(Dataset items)
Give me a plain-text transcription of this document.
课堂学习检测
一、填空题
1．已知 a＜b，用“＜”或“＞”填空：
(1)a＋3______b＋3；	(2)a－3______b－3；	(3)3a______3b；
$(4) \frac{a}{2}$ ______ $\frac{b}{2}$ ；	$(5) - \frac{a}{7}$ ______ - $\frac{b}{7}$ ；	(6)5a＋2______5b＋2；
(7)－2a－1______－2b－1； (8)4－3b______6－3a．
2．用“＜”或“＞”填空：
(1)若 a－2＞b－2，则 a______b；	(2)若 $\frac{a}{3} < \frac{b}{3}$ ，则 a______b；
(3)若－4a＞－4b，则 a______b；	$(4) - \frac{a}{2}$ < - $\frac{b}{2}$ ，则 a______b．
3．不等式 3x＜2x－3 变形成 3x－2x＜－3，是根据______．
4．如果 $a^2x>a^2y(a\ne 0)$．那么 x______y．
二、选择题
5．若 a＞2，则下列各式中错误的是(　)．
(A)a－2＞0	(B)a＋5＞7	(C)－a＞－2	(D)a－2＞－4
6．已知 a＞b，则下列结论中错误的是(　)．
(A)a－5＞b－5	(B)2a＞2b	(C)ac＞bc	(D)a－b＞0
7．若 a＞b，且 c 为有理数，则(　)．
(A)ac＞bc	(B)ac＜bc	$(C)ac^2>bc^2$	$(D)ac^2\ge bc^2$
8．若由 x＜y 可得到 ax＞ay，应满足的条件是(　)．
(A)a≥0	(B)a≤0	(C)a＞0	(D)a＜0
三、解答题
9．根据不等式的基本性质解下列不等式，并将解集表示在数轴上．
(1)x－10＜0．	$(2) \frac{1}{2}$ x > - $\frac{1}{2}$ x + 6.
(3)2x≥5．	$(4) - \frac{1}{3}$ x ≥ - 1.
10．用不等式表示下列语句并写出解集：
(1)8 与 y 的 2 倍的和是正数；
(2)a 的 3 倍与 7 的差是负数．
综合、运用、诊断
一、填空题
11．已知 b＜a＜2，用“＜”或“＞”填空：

Instruction:
Type out all of the material again, word for word.

Answer in full:
Give me a plain-text transcription of this document.
课堂学习检测
一、填空题
1．已知 a＜b，用“＜”或“＞”填空：
(1)a＋3______b＋3；	(2)a－3______b－3；	(3)3a______3b；
$(4) \frac{a}{2}$ ______ $\frac{b}{2}$ ；	$(5) - \frac{a}{7}$ ______ - $\frac{b}{7}$ ；	(6)5a＋2______5b＋2；
(7)－2a－1______－2b－1； (8)4－3b______6－3a．
2．用“＜”或“＞”填空：
(1)若 a－2＞b－2，则 a______b；	(2)若 $\frac{a}{3} < \frac{b}{3}$ ，则 a______b；
(3)若－4a＞－4b，则 a______b；	$(4) - \frac{a}{2}$ < - $\frac{b}{2}$ ，则 a______b．
3．不等式 3x＜2x－3 变形成 3x－2x＜－3，是根据______．
4．如果 $a^2x>a^2y(a\ne 0)$．那么 x______y．
二、选择题
5．若 a＞2，则下列各式中错误的是(　)．
(A)a－2＞0	(B)a＋5＞7	(C)－a＞－2	(D)a－2＞－4
6．已知 a＞b，则下列结论中错误的是(　)．
(A)a－5＞b－5	(B)2a＞2b	(C)ac＞bc	(D)a－b＞0
7．若 a＞b，且 c 为有理数，则(　)．
(A)ac＞bc	(B)ac＜bc	$(C)ac^2>bc^2$	$(D)ac^2\ge bc^2$
8．若由 x＜y 可得到 ax＞ay，应满足的条件是(　)．
(A)a≥0	(B)a≤0	(C)a＞0	(D)a＜0
三、解答题
9．根据不等式的基本性质解下列不等式，并将解集表示在数轴上．
(1)x－10＜0．	$(2) \frac{1}{2}$ x > - $\frac{1}{2}$ x + 6.
(3)2x≥5．	$(4) - \frac{1}{3}$ x ≥ - 1.
10．用不等式表示下列语句并写出解集：
(1)8 与 y 的 2 倍的和是正数；
(2)a 的 3 倍与 7 的差是负数．
综合、运用、诊断
一、填空题
11．已知 b＜a＜2，用“＜”或“＞”填空：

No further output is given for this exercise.